Short task:
Your task is to repeat the entries word for word while leaving out the pictures.

Provided records:

■ ■ ■ ■ ■

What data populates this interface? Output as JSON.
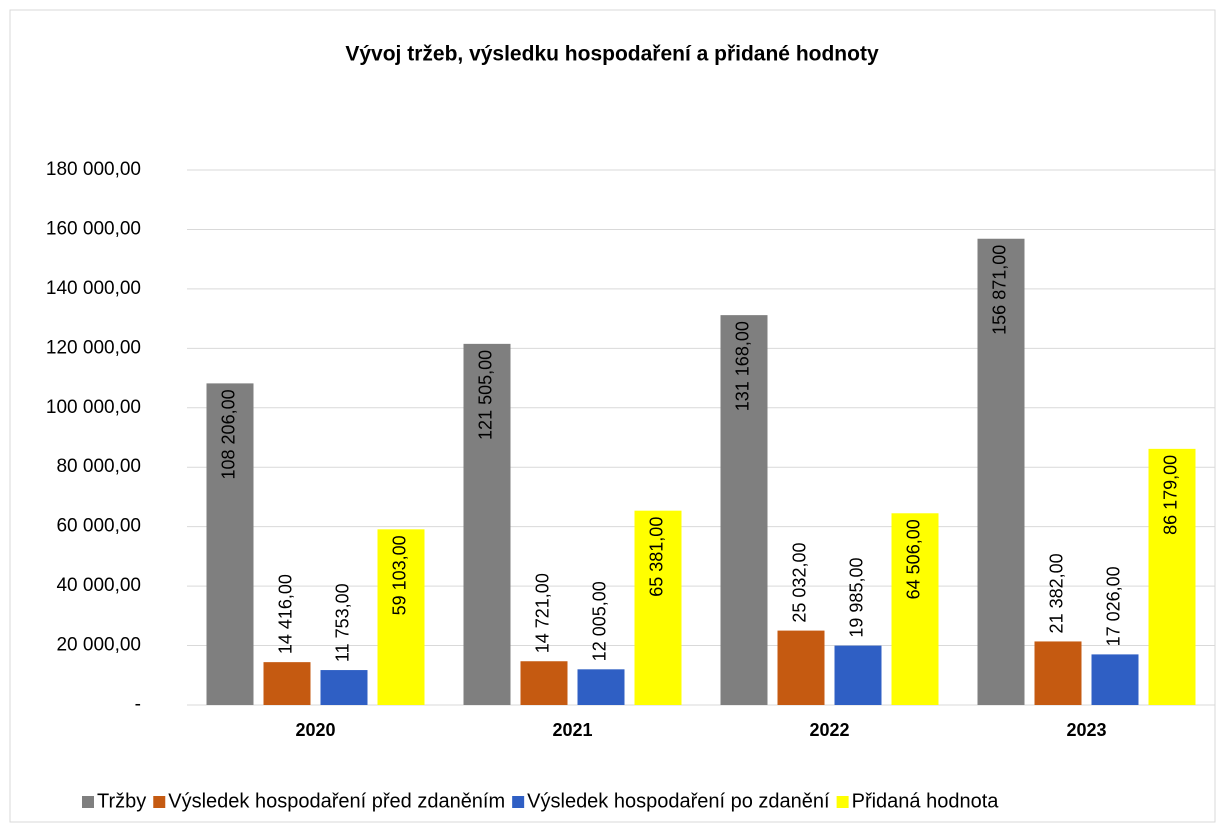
{
  "chart_data": {
    "type": "bar",
    "title": "Vývoj tržeb, výsledku hospodaření a přidané hodnoty",
    "categories": [
      "2020",
      "2021",
      "2022",
      "2023"
    ],
    "series": [
      {
        "name": "Tržby",
        "color": "#7f7f7f",
        "values": [
          108206,
          121505,
          131168,
          156871
        ],
        "value_labels": [
          "108 206,00",
          "121 505,00",
          "131 168,00",
          "156 871,00"
        ]
      },
      {
        "name": "Výsledek hospodaření před zdaněním",
        "color": "#c55a11",
        "values": [
          14416,
          14721,
          25032,
          21382
        ],
        "value_labels": [
          "14 416,00",
          "14 721,00",
          "25 032,00",
          "21 382,00"
        ]
      },
      {
        "name": "Výsledek hospodaření po zdanění",
        "color": "#2f5fc4",
        "values": [
          11753,
          12005,
          19985,
          17026
        ],
        "value_labels": [
          "11 753,00",
          "12 005,00",
          "19 985,00",
          "17 026,00"
        ]
      },
      {
        "name": "Přidaná hodnota",
        "color": "#ffff00",
        "values": [
          59103,
          65381,
          64506,
          86179
        ],
        "value_labels": [
          "59 103,00",
          "65 381,00",
          "64 506,00",
          "86 179,00"
        ]
      }
    ],
    "ylim": [
      0,
      180000
    ],
    "yticks": [
      {
        "value": 0,
        "label": "-"
      },
      {
        "value": 20000,
        "label": "20 000,00"
      },
      {
        "value": 40000,
        "label": "40 000,00"
      },
      {
        "value": 60000,
        "label": "60 000,00"
      },
      {
        "value": 80000,
        "label": "80 000,00"
      },
      {
        "value": 100000,
        "label": "100 000,00"
      },
      {
        "value": 120000,
        "label": "120 000,00"
      },
      {
        "value": 140000,
        "label": "140 000,00"
      },
      {
        "value": 160000,
        "label": "160 000,00"
      },
      {
        "value": 180000,
        "label": "180 000,00"
      }
    ],
    "grid": true,
    "legend": "bottom"
  }
}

■ ■ ■ ■ ■

In response:
What data populates this interface? Output as JSON.
{
  "chart_data": {
    "type": "bar",
    "title": "Vývoj tržeb, výsledku hospodaření a přidané hodnoty",
    "categories": [
      "2020",
      "2021",
      "2022",
      "2023"
    ],
    "series": [
      {
        "name": "Tržby",
        "color": "#7f7f7f",
        "values": [
          108206,
          121505,
          131168,
          156871
        ],
        "value_labels": [
          "108 206,00",
          "121 505,00",
          "131 168,00",
          "156 871,00"
        ]
      },
      {
        "name": "Výsledek hospodaření před zdaněním",
        "color": "#c55a11",
        "values": [
          14416,
          14721,
          25032,
          21382
        ],
        "value_labels": [
          "14 416,00",
          "14 721,00",
          "25 032,00",
          "21 382,00"
        ]
      },
      {
        "name": "Výsledek hospodaření po zdanění",
        "color": "#2f5fc4",
        "values": [
          11753,
          12005,
          19985,
          17026
        ],
        "value_labels": [
          "11 753,00",
          "12 005,00",
          "19 985,00",
          "17 026,00"
        ]
      },
      {
        "name": "Přidaná hodnota",
        "color": "#ffff00",
        "values": [
          59103,
          65381,
          64506,
          86179
        ],
        "value_labels": [
          "59 103,00",
          "65 381,00",
          "64 506,00",
          "86 179,00"
        ]
      }
    ],
    "ylim": [
      0,
      180000
    ],
    "yticks": [
      {
        "value": 0,
        "label": "-"
      },
      {
        "value": 20000,
        "label": "20 000,00"
      },
      {
        "value": 40000,
        "label": "40 000,00"
      },
      {
        "value": 60000,
        "label": "60 000,00"
      },
      {
        "value": 80000,
        "label": "80 000,00"
      },
      {
        "value": 100000,
        "label": "100 000,00"
      },
      {
        "value": 120000,
        "label": "120 000,00"
      },
      {
        "value": 140000,
        "label": "140 000,00"
      },
      {
        "value": 160000,
        "label": "160 000,00"
      },
      {
        "value": 180000,
        "label": "180 000,00"
      }
    ],
    "grid": true,
    "legend": "bottom"
  }
}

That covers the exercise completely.